▸ Goal
Identify the lines holding "ſanam" and copy them.

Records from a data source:
--- start ---

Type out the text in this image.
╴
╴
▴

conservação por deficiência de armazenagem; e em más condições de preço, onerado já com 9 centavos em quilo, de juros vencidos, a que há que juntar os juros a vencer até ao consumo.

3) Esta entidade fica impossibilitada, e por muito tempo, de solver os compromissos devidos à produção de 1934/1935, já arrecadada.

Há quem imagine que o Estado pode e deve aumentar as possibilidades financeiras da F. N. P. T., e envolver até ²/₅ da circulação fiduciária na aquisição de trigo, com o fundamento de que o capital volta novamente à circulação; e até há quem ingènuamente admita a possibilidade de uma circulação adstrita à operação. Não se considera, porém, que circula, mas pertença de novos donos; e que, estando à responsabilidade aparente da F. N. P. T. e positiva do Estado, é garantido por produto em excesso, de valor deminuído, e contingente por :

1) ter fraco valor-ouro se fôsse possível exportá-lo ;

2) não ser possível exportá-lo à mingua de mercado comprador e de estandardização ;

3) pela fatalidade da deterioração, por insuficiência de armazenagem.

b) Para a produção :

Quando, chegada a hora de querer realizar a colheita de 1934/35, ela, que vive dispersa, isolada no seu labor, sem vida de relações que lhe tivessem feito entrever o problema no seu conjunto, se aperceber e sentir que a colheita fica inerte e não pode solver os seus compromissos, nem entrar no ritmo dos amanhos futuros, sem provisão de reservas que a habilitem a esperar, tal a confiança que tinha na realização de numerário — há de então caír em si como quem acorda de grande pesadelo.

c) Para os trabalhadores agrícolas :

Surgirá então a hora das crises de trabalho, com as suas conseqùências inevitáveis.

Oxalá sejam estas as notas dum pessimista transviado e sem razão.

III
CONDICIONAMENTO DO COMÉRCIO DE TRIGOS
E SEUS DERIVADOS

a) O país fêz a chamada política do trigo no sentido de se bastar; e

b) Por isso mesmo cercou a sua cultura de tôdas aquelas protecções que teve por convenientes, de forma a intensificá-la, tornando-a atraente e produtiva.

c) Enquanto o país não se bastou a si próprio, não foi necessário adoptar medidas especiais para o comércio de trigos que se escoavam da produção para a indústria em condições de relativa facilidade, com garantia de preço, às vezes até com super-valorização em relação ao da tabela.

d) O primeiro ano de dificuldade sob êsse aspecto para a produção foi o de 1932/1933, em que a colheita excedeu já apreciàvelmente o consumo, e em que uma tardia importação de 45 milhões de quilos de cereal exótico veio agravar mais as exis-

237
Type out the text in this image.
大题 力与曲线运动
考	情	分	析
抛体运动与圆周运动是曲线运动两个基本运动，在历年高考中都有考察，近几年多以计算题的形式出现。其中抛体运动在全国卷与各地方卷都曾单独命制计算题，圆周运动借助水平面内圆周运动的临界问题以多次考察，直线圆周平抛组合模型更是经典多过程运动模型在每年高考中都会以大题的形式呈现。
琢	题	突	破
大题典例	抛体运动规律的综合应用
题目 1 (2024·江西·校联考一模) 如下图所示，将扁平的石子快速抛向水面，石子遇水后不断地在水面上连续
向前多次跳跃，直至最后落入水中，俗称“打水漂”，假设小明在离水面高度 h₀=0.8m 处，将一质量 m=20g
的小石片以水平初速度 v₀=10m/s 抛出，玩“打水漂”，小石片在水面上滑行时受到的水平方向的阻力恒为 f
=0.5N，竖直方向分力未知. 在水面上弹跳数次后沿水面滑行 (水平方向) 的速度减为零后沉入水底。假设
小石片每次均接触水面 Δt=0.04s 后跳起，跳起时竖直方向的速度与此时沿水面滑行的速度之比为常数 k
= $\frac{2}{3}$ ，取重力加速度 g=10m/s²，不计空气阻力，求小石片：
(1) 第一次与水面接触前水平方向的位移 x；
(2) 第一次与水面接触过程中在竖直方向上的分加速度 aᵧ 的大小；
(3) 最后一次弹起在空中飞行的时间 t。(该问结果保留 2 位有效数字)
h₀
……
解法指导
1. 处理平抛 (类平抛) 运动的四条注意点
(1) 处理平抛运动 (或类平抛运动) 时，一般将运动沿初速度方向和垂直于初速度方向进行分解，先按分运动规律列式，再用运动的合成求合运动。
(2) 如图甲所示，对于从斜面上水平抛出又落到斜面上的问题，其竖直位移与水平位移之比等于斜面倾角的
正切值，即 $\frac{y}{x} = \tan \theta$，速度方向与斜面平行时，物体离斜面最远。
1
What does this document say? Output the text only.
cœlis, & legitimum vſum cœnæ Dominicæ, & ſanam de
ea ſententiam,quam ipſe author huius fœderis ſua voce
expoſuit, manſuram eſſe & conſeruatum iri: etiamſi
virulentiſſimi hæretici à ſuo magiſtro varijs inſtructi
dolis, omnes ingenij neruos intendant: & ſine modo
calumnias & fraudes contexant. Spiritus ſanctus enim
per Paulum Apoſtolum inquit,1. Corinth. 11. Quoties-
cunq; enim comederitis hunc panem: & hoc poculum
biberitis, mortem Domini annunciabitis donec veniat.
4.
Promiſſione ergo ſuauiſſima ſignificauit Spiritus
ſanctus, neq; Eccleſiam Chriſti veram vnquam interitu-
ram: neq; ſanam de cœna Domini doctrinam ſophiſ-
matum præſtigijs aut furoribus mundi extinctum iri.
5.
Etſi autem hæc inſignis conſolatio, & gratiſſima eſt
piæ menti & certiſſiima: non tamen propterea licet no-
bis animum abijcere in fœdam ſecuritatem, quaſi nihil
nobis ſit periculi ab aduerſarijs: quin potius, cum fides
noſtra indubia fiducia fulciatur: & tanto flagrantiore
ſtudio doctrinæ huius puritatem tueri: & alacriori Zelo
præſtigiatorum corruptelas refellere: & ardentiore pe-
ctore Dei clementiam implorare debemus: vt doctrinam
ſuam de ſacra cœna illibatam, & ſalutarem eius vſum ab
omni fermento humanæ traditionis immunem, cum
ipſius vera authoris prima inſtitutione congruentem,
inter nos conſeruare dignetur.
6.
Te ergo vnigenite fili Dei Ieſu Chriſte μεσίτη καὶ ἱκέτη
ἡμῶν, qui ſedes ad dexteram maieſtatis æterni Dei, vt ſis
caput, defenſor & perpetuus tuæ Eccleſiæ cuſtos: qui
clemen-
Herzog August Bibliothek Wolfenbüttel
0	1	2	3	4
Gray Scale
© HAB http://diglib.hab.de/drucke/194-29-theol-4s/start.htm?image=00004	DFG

--- end ---

▸ Result of this exercise
cœlis, & legitimum vſum cœnæ Dominicæ, & ſanam de
ram: neq; ſanam de cœna Domini doctrinam ſophiſ-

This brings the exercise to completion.